(A run of records)
_ _ _

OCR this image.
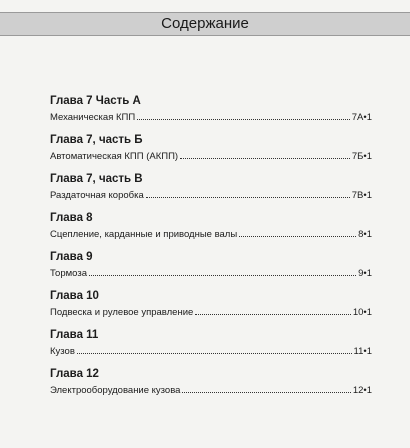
Содержание
Глава 7 Часть А
Механическая КПП	7А•1
Глава 7, часть Б
Автоматическая КПП (АКПП)	7Б•1
Глава 7, часть В
Раздаточная коробка	7В•1
Глава 8
Сцепление, карданные и приводные валы	8•1
Глава 9
Тормоза	9•1
Глава 10
Подвеска и рулевое управление	10•1
Глава 11
Кузов	11•1
Глава 12
Электрооборудование кузова	12•1
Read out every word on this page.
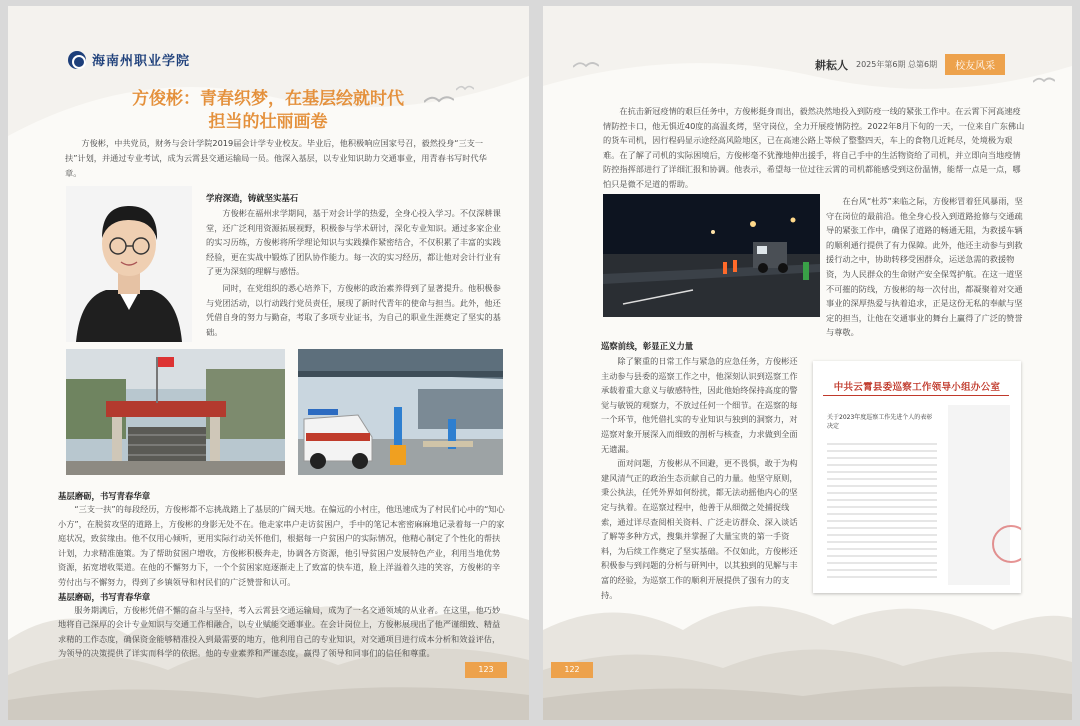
海南州职业学院
方俊彬：青春织梦，在基层绘就时代
担当的壮丽画卷

方俊彬，中共党员，财务与会计学院2019届会计学专业校友。毕业后，他积极响应国家号召，毅然投身“三支一扶”计划，并通过专业考试，成为云霄县交通运输局一员。他深入基层，以专业知识助力交通事业，用青春书写时代华章。

学府深造，铸就坚实基石

方俊彬在福州求学期间，基于对会计学的热爱，全身心投入学习。不仅深耕课堂，还广泛利用资源拓展视野，积极参与学术研讨，深化专业知识。通过多家企业的实习历练，方俊彬将所学理论知识与实践操作紧密结合，不仅积累了丰富的实践经验，更在实战中锻炼了团队协作能力。每一次的实习经历，都让他对会计行业有了更为深刻的理解与感悟。

同时，在党组织的悉心培养下，方俊彬的政治素养得到了显著提升。他积极参与党团活动，以行动践行党员责任，展现了新时代青年的使命与担当。此外，他还凭借自身的努力与勤奋，考取了多项专业证书，为自己的职业生涯奠定了坚实的基础。

基层磨砺，书写青春华章

“三支一扶”的每段经历，方俊彬都不忘挑战踏上了基层的广阔天地。在偏远的小村庄，他迅速成为了村民们心中的“知心小方”，在脱贫攻坚的道路上，方俊彬的身影无处不在。他走家串户走访贫困户，手中的笔记本密密麻麻地记录着每一户的家庭状况，致贫缘由。他不仅用心倾听，更用实际行动关怀他们，根据每一户贫困户的实际情况，他精心制定了个性化的帮扶计划，力求精准施策。为了帮助贫困户增收，方俊彬积极奔走，协调各方资源，他引导贫困户发展特色产业，利用当地优势资源，拓宽增收渠道。在他的不懈努力下，一个个贫困家庭逐渐走上了致富的快车道，脸上洋溢着久违的笑容，方俊彬的辛劳付出与不懈努力，得到了乡镇领导和村民们的广泛赞誉和认可。

基层磨砺，书写青春华章

服务期满后，方俊彬凭借不懈的奋斗与坚持，考入云霄县交通运输局，成为了一名交通领域的从业者。在这里，他巧妙地将自己深厚的会计专业知识与交通工作相融合，以专业赋能交通事业。在会计岗位上，方俊彬展现出了他严谨细致、精益求精的工作态度，确保资金能够精准投入到最需要的地方，他利用自己的专业知识，对交通项目进行成本分析和效益评估，为领导的决策提供了详实而科学的依据。他的专业素养和严谨态度，赢得了领导和同事们的信任和尊重。

123
耕耘人 2025年第6期 总第6期	校友风采

在抗击新冠疫情的艰巨任务中，方俊彬挺身而出，毅然决然地投入到防疫一线的紧张工作中。在云霄下河高速疫情防控卡口，他无惧近40度的高温炙烤，坚守岗位，全力开展疫情防控。2022年8月下旬的一天，一位来自广东佛山的货车司机，因行程码显示途经高风险地区，已在高速公路上等候了整整四天，车上的食物几近耗尽，处境极为艰难。在了解了司机的实际困境后，方俊彬毫不犹豫地伸出援手，将自己手中的生活物资给了司机，并立即向当地疫情防控指挥部进行了详细汇报和协调。他表示，希望每一位过往云霄的司机都能感受到这份温情，能帮一点是一点，哪怕只是微不足道的帮助。

在台风“杜苏”来临之际，方俊彬冒着狂风暴雨，坚守在岗位的最前沿。他全身心投入到道路抢修与交通疏导的紧张工作中，确保了道路的畅通无阻，为救援车辆的顺利通行提供了有力保障。此外，他还主动参与到救援行动之中，协助转移受困群众，运送急需的救援物资，为人民群众的生命财产安全保驾护航。在这一道坚不可摧的防线，方俊彬的每一次付出，都凝聚着对交通事业的深厚热爱与执着追求，正是这份无私的奉献与坚定的担当，让他在交通事业的舞台上赢得了广泛的赞誉与尊敬。

巡察前线，彰显正义力量

除了繁重的日常工作与紧急的应急任务，方俊彬还主动参与县委的巡察工作之中，他深刻认识到巡察工作承载着重大意义与敏感特性，因此他始终保持高度的警觉与敏锐的观察力，不放过任何一个细节。在巡察的每一个环节，他凭借扎实的专业知识与独到的洞察力，对巡察对象开展深入而细致的剖析与核查，力求做到全面无遗漏。

面对问题，方俊彬从不回避，更不畏惧，敢于为构建风清气正的政治生态贡献自己的力量。他坚守原则，秉公执法，任凭外界如何纷扰，都无法动摇他内心的坚定与执着。在巡察过程中，他善于从细微之处捕捉线索，通过详尽查阅相关资料、广泛走访群众、深入谈话了解等多种方式，搜集并掌握了大量宝贵的第一手资料，为后续工作奠定了坚实基础。不仅如此，方俊彬还积极参与到问题的分析与研判中，以其独到的见解与丰富的经验，为巡察工作的顺利开展提供了强有力的支持。

中共云霄县委巡察工作领导小组办公室
关于2023年度巡察工作先进个人的表彰决定
122
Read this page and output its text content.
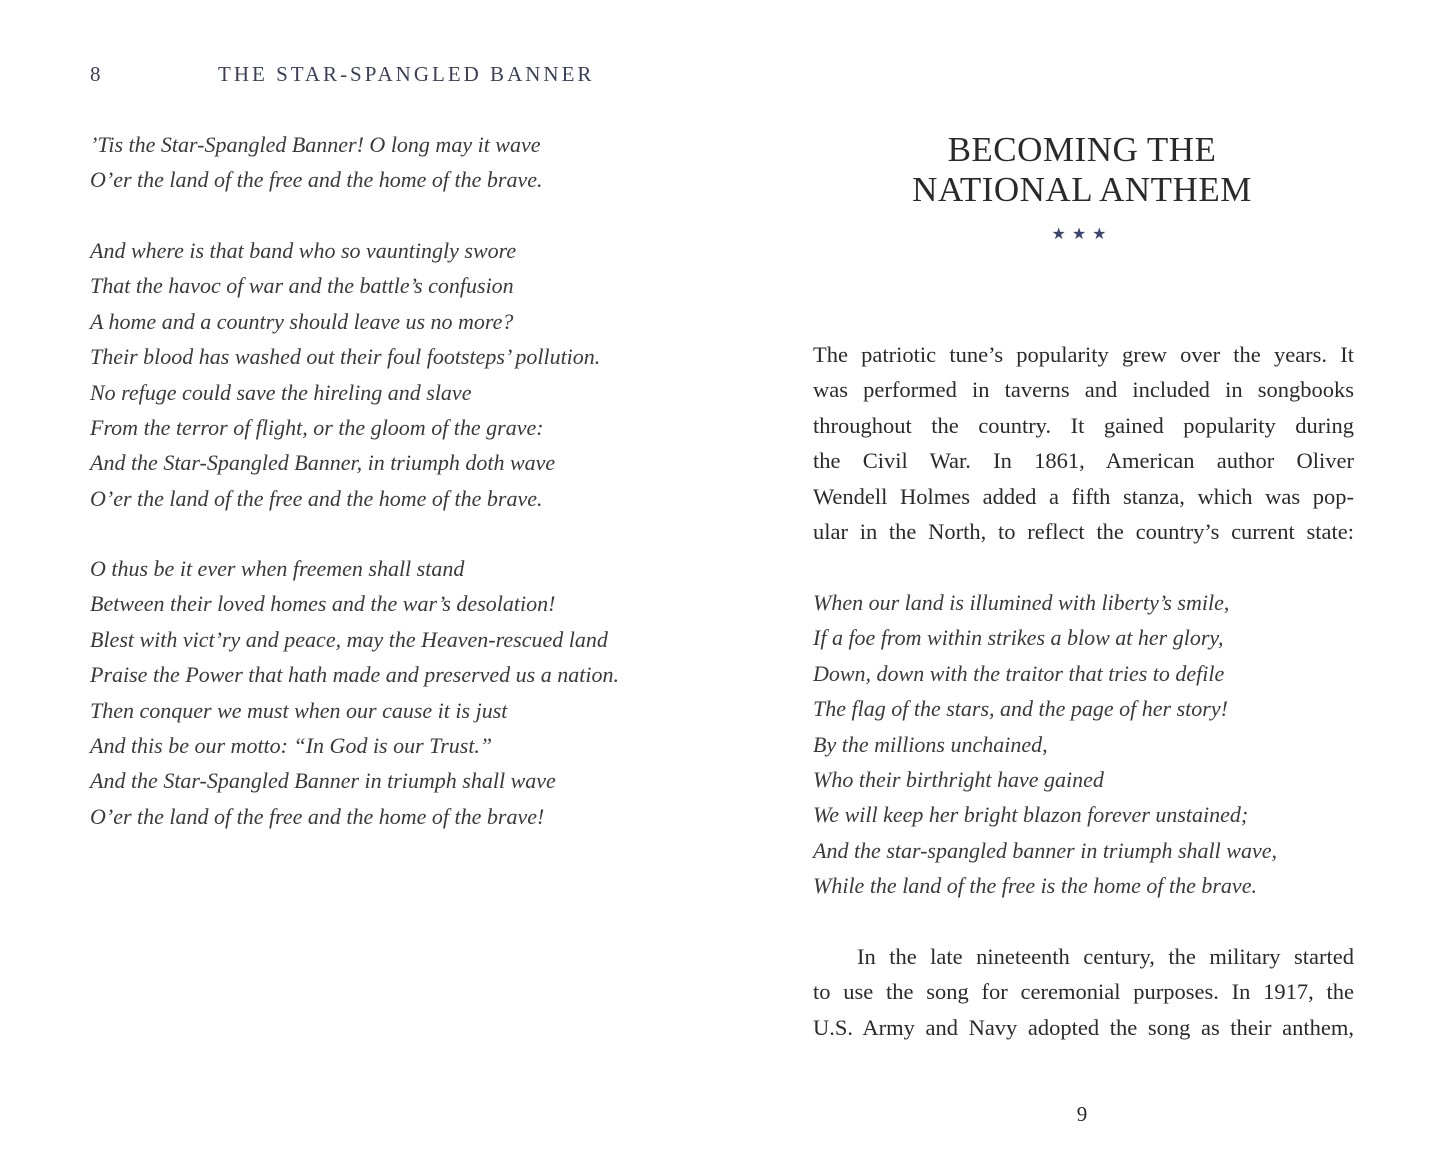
8	THE STAR-SPANGLED BANNER
’Tis the Star-Spangled Banner! O long may it wave
O’er the land of the free and the home of the brave.
And where is that band who so vauntingly swore
That the havoc of war and the battle’s confusion
A home and a country should leave us no more?
Their blood has washed out their foul footsteps’ pollution.
No refuge could save the hireling and slave
From the terror of flight, or the gloom of the grave:
And the Star-Spangled Banner, in triumph doth wave
O’er the land of the free and the home of the brave.
O thus be it ever when freemen shall stand
Between their loved homes and the war’s desolation!
Blest with vict’ry and peace, may the Heaven-rescued land
Praise the Power that hath made and preserved us a nation.
Then conquer we must when our cause it is just
And this be our motto: “In God is our Trust.”
And the Star-Spangled Banner in triumph shall wave
O’er the land of the free and the home of the brave!
BECOMING THE
NATIONAL ANTHEM
★★★
The patriotic tune’s popularity grew over the years. It
was performed in taverns and included in songbooks
throughout the country. It gained popularity during
the Civil War. In 1861, American author Oliver
Wendell Holmes added a fifth stanza, which was pop-
ular in the North, to reflect the country’s current state:
When our land is illumined with liberty’s smile,
If a foe from within strikes a blow at her glory,
Down, down with the traitor that tries to defile
The flag of the stars, and the page of her story!
By the millions unchained,
Who their birthright have gained
We will keep her bright blazon forever unstained;
And the star-spangled banner in triumph shall wave,
While the land of the free is the home of the brave.
In the late nineteenth century, the military started
to use the song for ceremonial purposes. In 1917, the
U.S. Army and Navy adopted the song as their anthem,
9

_ _ _

STATED PROBLEM
Return each line with "Глава".

RIGHT ANSWER
Глава 7 Часть А
Глава 7, часть Б
Глава 7, часть В
Глава 8
Глава 9
Глава 10
Глава 11
Глава 12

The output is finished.